--- MATERIAL SHOWN ---

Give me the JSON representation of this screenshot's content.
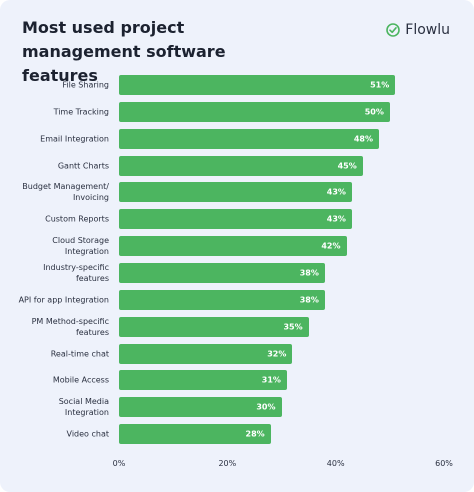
{
  "logo": "Flowlu",
  "chart_data": {
    "type": "barh",
    "title": "Most used project management software features",
    "categories": [
      "File Sharing",
      "Time Tracking",
      "Email Integration",
      "Gantt Charts",
      "Budget Management/\nInvoicing",
      "Custom Reports",
      "Cloud Storage\nIntegration",
      "Industry-specific\nfeatures",
      "API for app Integration",
      "PM Method-specific\nfeatures",
      "Real-time chat",
      "Mobile Access",
      "Social Media\nIntegration",
      "Video chat"
    ],
    "values": [
      51,
      50,
      48,
      45,
      43,
      43,
      42,
      38,
      38,
      35,
      32,
      31,
      30,
      28
    ],
    "value_labels": [
      "51%",
      "50%",
      "48%",
      "45%",
      "43%",
      "43%",
      "42%",
      "38%",
      "38%",
      "35%",
      "32%",
      "31%",
      "30%",
      "28%"
    ],
    "color": "#4cb560",
    "xlim": [
      0,
      60
    ],
    "xticks": [
      {
        "value": 0,
        "label": "0%"
      },
      {
        "value": 20,
        "label": "20%"
      },
      {
        "value": 40,
        "label": "40%"
      },
      {
        "value": 60,
        "label": "60%"
      }
    ],
    "grid": false
  }
}
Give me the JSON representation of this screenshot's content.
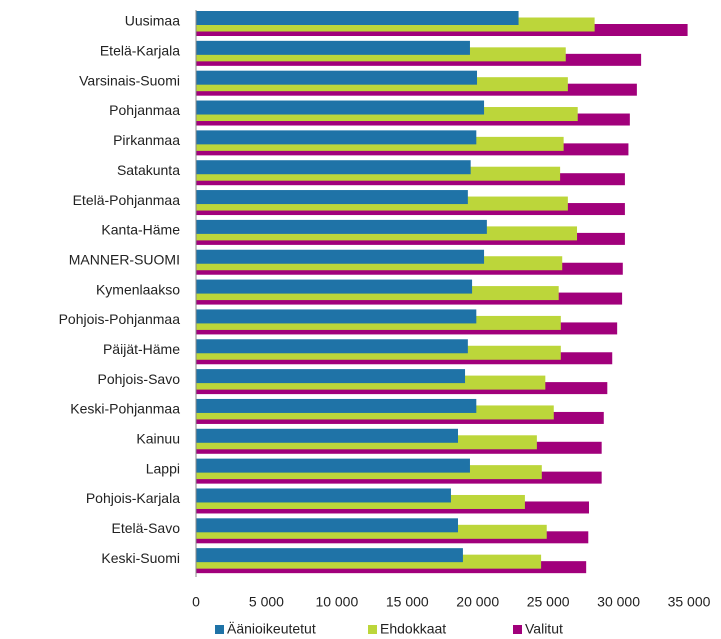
{
  "chart_data": {
    "type": "hbar",
    "categories": [
      "Uusimaa",
      "Etelä-Karjala",
      "Varsinais-Suomi",
      "Pohjanmaa",
      "Pirkanmaa",
      "Satakunta",
      "Etelä-Pohjanmaa",
      "Kanta-Häme",
      "MANNER-SUOMI",
      "Kymenlaakso",
      "Pohjois-Pohjanmaa",
      "Päijät-Häme",
      "Pohjois-Savo",
      "Keski-Pohjanmaa",
      "Kainuu",
      "Lappi",
      "Pohjois-Karjala",
      "Etelä-Savo",
      "Keski-Suomi"
    ],
    "series": [
      {
        "name": "Äänioikeutetut",
        "color": "#1f73a7",
        "values": [
          22900,
          19450,
          19950,
          20450,
          19900,
          19500,
          19300,
          20650,
          20450,
          19600,
          19900,
          19300,
          19100,
          19900,
          18600,
          19450,
          18100,
          18600,
          18950
        ]
      },
      {
        "name": "Ehdokkaat",
        "color": "#bcd63a",
        "values": [
          28300,
          26250,
          26400,
          27100,
          26100,
          25850,
          26400,
          27050,
          26000,
          25750,
          25900,
          25900,
          24800,
          25400,
          24200,
          24550,
          23350,
          24900,
          24500
        ]
      },
      {
        "name": "Valitut",
        "color": "#a1007b",
        "values": [
          34900,
          31600,
          31300,
          30800,
          30700,
          30450,
          30450,
          30450,
          30300,
          30250,
          29900,
          29550,
          29200,
          28950,
          28800,
          28800,
          27900,
          27850,
          27700
        ]
      }
    ],
    "xlim": [
      0,
      35000
    ],
    "xticks": [
      0,
      {
        "value": 5000,
        "label": "5 000"
      },
      {
        "value": 10000,
        "label": "10 000"
      },
      {
        "value": 15000,
        "label": "15 000"
      },
      {
        "value": 20000,
        "label": "20 000"
      },
      {
        "value": 25000,
        "label": "25 000"
      },
      {
        "value": 30000,
        "label": "30 000"
      },
      {
        "value": 35000,
        "label": "35 000"
      }
    ],
    "grid": false,
    "legend": "bottom"
  }
}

---

■ WHAT TO WORK ON
Retype each line of the listing above word for word. Exclude the pictures.

■ REPLY
Give me the JSON representation of this screenshot's content.
{
  "logo": "Flowlu",
  "chart_data": {
    "type": "barh",
    "title": "Most used project management software features",
    "categories": [
      "File Sharing",
      "Time Tracking",
      "Email Integration",
      "Gantt Charts",
      "Budget Management/\nInvoicing",
      "Custom Reports",
      "Cloud Storage\nIntegration",
      "Industry-specific\nfeatures",
      "API for app Integration",
      "PM Method-specific\nfeatures",
      "Real-time chat",
      "Mobile Access",
      "Social Media\nIntegration",
      "Video chat"
    ],
    "values": [
      51,
      50,
      48,
      45,
      43,
      43,
      42,
      38,
      38,
      35,
      32,
      31,
      30,
      28
    ],
    "value_labels": [
      "51%",
      "50%",
      "48%",
      "45%",
      "43%",
      "43%",
      "42%",
      "38%",
      "38%",
      "35%",
      "32%",
      "31%",
      "30%",
      "28%"
    ],
    "color": "#4cb560",
    "xlim": [
      0,
      60
    ],
    "xticks": [
      {
        "value": 0,
        "label": "0%"
      },
      {
        "value": 20,
        "label": "20%"
      },
      {
        "value": 40,
        "label": "40%"
      },
      {
        "value": 60,
        "label": "60%"
      }
    ],
    "grid": false
  }
}
Give me the JSON representation of this screenshot's content.
{
  "chart_data": {
    "type": "hbar",
    "categories": [
      "Uusimaa",
      "Etelä-Karjala",
      "Varsinais-Suomi",
      "Pohjanmaa",
      "Pirkanmaa",
      "Satakunta",
      "Etelä-Pohjanmaa",
      "Kanta-Häme",
      "MANNER-SUOMI",
      "Kymenlaakso",
      "Pohjois-Pohjanmaa",
      "Päijät-Häme",
      "Pohjois-Savo",
      "Keski-Pohjanmaa",
      "Kainuu",
      "Lappi",
      "Pohjois-Karjala",
      "Etelä-Savo",
      "Keski-Suomi"
    ],
    "series": [
      {
        "name": "Äänioikeutetut",
        "color": "#1f73a7",
        "values": [
          22900,
          19450,
          19950,
          20450,
          19900,
          19500,
          19300,
          20650,
          20450,
          19600,
          19900,
          19300,
          19100,
          19900,
          18600,
          19450,
          18100,
          18600,
          18950
        ]
      },
      {
        "name": "Ehdokkaat",
        "color": "#bcd63a",
        "values": [
          28300,
          26250,
          26400,
          27100,
          26100,
          25850,
          26400,
          27050,
          26000,
          25750,
          25900,
          25900,
          24800,
          25400,
          24200,
          24550,
          23350,
          24900,
          24500
        ]
      },
      {
        "name": "Valitut",
        "color": "#a1007b",
        "values": [
          34900,
          31600,
          31300,
          30800,
          30700,
          30450,
          30450,
          30450,
          30300,
          30250,
          29900,
          29550,
          29200,
          28950,
          28800,
          28800,
          27900,
          27850,
          27700
        ]
      }
    ],
    "xlim": [
      0,
      35000
    ],
    "xticks": [
      0,
      {
        "value": 5000,
        "label": "5 000"
      },
      {
        "value": 10000,
        "label": "10 000"
      },
      {
        "value": 15000,
        "label": "15 000"
      },
      {
        "value": 20000,
        "label": "20 000"
      },
      {
        "value": 25000,
        "label": "25 000"
      },
      {
        "value": 30000,
        "label": "30 000"
      },
      {
        "value": 35000,
        "label": "35 000"
      }
    ],
    "grid": false,
    "legend": "bottom"
  }
}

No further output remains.